### Data shown
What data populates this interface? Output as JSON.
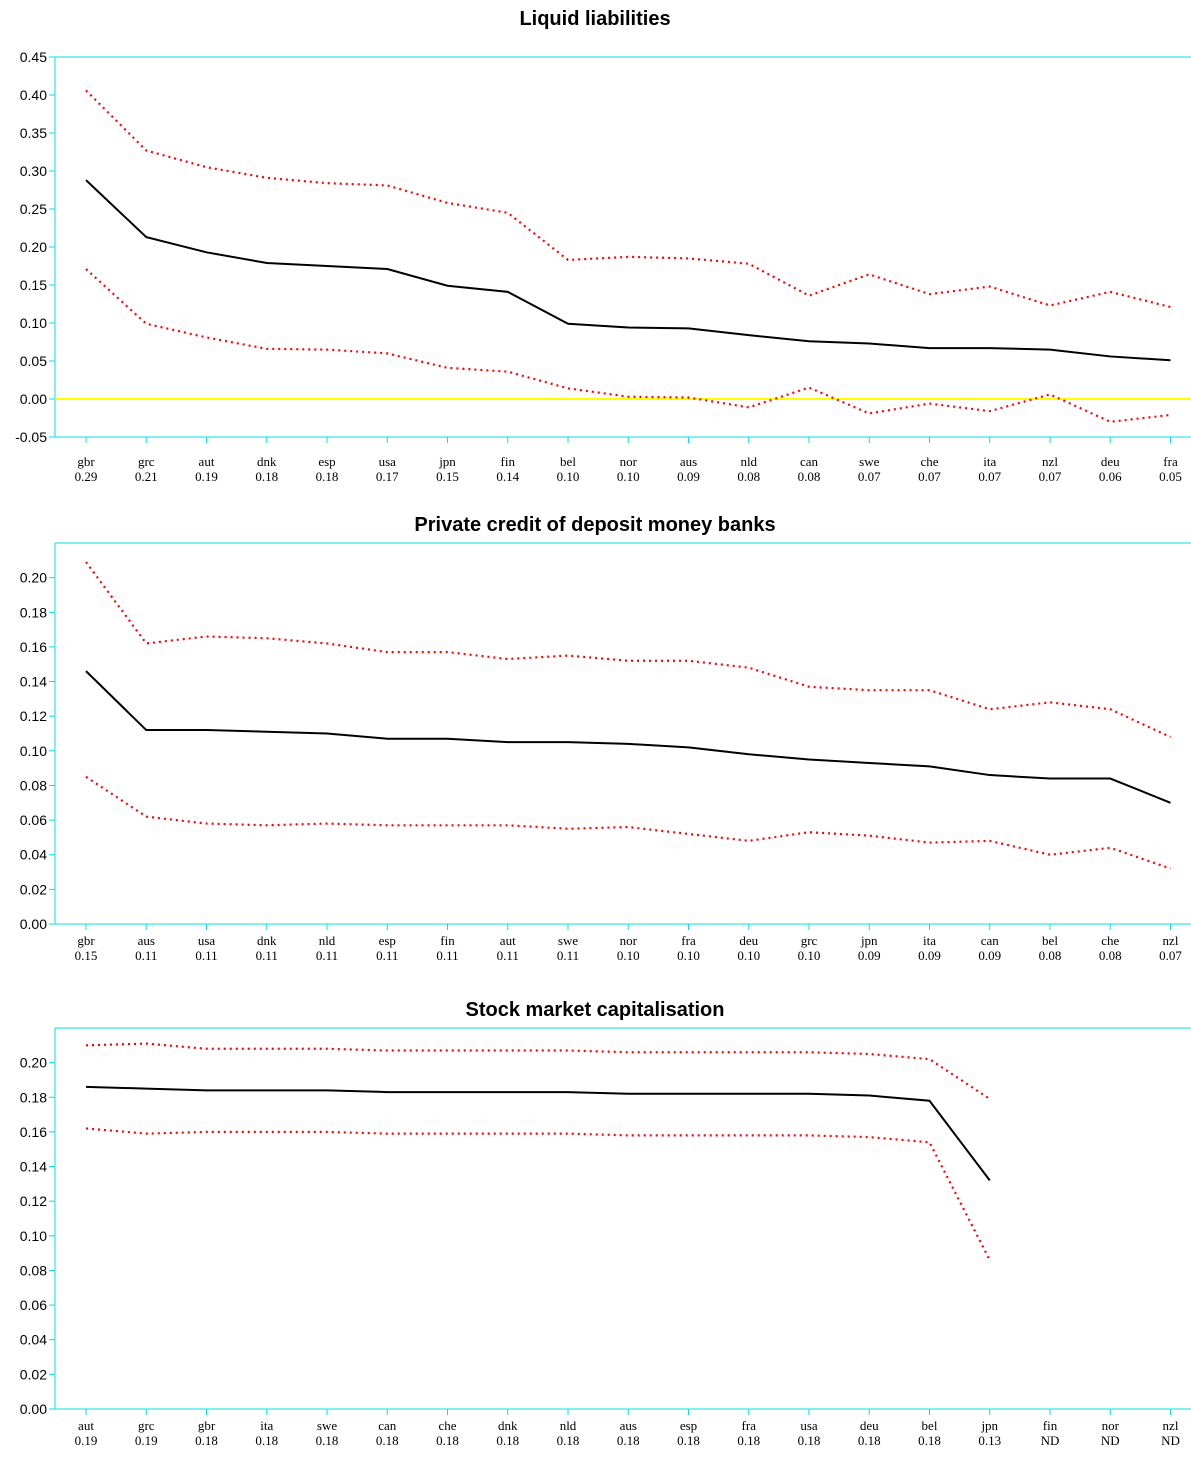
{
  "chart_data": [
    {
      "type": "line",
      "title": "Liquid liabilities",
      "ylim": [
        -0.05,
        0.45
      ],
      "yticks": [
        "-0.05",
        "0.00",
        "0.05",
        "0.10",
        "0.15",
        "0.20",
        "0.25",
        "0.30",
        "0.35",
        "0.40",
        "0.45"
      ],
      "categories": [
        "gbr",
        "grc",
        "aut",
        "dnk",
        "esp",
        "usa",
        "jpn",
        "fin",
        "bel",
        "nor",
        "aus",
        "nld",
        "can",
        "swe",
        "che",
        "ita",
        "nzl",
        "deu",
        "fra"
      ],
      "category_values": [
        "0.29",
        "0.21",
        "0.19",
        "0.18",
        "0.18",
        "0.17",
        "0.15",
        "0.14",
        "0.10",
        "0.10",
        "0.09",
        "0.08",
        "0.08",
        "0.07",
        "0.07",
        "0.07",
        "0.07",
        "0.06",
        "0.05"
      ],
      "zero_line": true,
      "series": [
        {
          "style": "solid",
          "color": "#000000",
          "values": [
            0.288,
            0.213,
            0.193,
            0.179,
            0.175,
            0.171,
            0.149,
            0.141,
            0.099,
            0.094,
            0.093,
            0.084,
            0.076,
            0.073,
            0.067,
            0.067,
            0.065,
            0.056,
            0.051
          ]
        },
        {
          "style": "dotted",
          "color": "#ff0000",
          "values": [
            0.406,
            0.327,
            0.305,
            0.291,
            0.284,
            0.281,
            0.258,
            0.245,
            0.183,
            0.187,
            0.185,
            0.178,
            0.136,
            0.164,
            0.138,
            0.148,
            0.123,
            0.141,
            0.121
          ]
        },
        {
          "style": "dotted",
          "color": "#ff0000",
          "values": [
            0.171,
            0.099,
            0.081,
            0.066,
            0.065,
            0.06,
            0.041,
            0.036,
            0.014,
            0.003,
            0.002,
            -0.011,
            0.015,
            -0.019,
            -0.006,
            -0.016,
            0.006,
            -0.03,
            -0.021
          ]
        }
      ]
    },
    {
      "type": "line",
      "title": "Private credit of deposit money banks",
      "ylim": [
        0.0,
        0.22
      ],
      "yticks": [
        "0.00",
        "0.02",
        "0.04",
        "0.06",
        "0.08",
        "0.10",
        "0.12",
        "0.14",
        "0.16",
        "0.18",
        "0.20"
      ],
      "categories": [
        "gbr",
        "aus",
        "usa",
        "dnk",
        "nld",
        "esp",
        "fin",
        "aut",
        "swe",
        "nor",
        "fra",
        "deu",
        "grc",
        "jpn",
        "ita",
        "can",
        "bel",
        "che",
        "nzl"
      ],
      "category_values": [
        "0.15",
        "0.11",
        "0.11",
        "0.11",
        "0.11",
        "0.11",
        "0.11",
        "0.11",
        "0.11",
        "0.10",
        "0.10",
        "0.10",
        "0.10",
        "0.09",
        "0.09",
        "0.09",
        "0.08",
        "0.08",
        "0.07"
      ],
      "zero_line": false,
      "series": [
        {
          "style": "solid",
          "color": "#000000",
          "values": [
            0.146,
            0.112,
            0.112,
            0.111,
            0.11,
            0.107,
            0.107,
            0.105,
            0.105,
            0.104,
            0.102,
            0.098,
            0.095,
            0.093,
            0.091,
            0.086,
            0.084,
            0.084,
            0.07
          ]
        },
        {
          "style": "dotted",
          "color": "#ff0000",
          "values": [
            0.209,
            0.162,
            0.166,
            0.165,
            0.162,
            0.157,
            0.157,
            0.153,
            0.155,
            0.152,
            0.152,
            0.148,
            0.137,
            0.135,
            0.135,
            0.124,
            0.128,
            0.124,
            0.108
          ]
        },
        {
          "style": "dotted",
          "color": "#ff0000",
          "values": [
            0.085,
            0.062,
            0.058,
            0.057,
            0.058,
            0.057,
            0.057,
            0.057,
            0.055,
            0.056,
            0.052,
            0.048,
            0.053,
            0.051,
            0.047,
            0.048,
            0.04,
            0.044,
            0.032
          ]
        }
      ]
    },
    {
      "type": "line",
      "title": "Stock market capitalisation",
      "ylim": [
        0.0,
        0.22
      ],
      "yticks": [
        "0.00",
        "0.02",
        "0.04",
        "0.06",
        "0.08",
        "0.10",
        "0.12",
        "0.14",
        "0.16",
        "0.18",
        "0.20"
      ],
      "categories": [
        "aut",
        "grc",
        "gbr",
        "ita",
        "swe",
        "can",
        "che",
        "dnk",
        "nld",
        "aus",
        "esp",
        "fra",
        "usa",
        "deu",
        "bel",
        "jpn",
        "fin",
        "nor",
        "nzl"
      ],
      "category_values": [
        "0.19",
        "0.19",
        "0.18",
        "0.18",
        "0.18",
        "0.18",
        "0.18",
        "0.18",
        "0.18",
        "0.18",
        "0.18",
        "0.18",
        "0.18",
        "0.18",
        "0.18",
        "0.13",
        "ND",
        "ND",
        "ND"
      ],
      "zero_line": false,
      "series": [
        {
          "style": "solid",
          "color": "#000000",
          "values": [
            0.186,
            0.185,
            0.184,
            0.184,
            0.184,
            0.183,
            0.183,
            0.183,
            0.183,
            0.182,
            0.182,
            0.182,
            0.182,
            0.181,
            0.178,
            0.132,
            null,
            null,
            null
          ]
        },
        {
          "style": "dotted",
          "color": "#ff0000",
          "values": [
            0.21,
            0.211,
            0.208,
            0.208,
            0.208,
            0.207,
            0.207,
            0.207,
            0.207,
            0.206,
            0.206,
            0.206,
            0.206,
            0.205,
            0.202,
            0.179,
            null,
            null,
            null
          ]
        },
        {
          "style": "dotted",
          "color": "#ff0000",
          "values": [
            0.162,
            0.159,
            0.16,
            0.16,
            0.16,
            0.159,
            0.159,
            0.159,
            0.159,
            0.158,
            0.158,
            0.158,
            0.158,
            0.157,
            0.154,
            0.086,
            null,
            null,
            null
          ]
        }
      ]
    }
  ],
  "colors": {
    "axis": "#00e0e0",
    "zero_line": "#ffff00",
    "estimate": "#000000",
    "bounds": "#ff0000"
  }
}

--

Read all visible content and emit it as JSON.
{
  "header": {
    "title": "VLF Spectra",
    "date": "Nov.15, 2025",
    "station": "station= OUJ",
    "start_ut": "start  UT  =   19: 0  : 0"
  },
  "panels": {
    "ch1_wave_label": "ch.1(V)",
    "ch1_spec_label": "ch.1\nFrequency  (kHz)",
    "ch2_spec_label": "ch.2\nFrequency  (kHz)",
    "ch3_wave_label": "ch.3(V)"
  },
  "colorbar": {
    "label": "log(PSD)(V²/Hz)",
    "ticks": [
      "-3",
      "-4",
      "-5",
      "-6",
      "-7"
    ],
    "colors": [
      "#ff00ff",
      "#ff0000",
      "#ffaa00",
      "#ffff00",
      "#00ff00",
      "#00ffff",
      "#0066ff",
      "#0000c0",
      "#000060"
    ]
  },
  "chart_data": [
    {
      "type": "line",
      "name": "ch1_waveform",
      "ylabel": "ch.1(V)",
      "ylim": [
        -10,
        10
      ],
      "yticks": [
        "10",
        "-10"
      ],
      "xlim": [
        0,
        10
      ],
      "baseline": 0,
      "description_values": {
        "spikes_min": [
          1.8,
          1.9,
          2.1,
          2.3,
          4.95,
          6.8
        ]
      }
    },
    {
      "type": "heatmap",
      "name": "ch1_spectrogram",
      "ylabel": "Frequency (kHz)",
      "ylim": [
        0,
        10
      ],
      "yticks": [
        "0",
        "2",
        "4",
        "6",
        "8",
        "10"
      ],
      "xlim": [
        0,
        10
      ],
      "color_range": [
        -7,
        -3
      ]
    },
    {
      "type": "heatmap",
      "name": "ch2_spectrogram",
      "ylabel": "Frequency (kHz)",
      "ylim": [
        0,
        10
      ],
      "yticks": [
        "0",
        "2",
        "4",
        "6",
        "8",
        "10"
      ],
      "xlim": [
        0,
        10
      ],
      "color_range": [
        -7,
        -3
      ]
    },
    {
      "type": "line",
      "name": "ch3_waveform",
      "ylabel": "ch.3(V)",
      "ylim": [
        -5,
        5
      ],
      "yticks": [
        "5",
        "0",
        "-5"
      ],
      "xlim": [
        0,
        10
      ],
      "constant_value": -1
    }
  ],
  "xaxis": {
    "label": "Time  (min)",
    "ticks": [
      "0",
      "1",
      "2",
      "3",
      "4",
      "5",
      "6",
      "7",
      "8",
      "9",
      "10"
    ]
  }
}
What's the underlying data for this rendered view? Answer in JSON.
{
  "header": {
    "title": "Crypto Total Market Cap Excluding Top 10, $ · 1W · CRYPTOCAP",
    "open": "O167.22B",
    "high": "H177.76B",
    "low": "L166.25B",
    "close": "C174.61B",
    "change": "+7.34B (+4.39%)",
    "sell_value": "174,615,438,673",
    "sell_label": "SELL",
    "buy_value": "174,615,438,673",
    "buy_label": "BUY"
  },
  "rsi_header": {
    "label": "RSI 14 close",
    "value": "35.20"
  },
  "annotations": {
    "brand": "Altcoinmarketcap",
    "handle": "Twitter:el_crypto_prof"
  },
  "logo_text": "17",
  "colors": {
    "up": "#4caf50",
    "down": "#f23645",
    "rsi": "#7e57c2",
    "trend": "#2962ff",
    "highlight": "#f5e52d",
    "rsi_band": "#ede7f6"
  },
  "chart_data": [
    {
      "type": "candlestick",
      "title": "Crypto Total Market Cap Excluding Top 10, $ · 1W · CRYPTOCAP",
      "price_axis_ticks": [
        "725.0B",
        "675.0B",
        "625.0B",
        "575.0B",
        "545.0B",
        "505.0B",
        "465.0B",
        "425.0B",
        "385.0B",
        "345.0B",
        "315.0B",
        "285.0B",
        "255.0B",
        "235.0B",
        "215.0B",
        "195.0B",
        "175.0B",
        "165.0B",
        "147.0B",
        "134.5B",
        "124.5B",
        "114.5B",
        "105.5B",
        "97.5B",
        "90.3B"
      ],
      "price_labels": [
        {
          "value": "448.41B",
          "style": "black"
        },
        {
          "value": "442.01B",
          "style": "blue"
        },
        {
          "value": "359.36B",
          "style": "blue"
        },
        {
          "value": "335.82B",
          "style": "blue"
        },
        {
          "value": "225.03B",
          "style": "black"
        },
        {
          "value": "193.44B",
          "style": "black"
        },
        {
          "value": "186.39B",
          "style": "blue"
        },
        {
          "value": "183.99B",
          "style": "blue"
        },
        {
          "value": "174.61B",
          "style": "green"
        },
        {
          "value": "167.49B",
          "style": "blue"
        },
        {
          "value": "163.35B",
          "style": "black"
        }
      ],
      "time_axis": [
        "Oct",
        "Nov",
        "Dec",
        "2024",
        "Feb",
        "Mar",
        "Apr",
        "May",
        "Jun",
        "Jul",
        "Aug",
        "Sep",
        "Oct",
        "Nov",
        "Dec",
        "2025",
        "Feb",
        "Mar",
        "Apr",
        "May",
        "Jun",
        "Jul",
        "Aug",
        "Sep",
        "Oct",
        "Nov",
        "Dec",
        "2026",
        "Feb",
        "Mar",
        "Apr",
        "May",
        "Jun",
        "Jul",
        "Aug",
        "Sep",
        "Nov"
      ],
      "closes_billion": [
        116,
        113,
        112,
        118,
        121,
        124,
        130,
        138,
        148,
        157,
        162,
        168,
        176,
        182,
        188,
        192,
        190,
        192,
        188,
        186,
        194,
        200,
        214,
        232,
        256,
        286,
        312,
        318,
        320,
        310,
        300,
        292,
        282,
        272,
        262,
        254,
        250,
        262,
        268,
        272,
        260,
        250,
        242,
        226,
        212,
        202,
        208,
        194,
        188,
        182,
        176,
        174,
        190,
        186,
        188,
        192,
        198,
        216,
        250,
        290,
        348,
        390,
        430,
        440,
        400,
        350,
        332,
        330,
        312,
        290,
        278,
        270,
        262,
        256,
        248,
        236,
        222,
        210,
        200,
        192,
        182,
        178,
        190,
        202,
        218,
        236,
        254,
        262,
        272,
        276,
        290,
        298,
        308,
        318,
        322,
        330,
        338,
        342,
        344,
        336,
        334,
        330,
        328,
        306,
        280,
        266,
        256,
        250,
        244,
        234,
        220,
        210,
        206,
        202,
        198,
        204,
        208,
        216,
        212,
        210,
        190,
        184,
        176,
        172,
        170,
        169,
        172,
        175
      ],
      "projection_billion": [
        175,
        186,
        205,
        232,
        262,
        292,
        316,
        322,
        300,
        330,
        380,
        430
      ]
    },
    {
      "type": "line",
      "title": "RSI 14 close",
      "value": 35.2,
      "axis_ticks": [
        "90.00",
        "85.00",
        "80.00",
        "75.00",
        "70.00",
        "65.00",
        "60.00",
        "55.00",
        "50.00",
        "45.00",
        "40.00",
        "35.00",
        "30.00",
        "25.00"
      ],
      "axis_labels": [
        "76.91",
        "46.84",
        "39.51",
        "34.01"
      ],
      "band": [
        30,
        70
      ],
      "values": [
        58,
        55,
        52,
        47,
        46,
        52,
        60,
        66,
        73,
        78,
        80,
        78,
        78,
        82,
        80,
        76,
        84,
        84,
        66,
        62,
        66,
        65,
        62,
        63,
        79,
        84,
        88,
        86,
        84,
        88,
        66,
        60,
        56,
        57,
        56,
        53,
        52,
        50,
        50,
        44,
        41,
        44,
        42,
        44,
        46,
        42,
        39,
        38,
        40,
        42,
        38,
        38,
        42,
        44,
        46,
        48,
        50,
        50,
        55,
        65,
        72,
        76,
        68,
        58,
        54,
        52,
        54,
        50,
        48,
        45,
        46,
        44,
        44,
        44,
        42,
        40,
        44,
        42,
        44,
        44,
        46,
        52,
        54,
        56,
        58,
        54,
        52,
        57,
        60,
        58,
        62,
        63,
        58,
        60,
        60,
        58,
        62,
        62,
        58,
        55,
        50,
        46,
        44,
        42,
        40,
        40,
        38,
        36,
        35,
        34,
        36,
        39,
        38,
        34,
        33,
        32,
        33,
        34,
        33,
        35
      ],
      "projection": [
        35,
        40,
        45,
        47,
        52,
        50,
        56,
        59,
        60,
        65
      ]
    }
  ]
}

### Stated task
Copy each line of the records above that carries the word "ylabel".

### Task response
      "ylabel": "ch.1(V)",
      "ylabel": "Frequency (kHz)",
      "ylabel": "Frequency (kHz)",
      "ylabel": "ch.3(V)",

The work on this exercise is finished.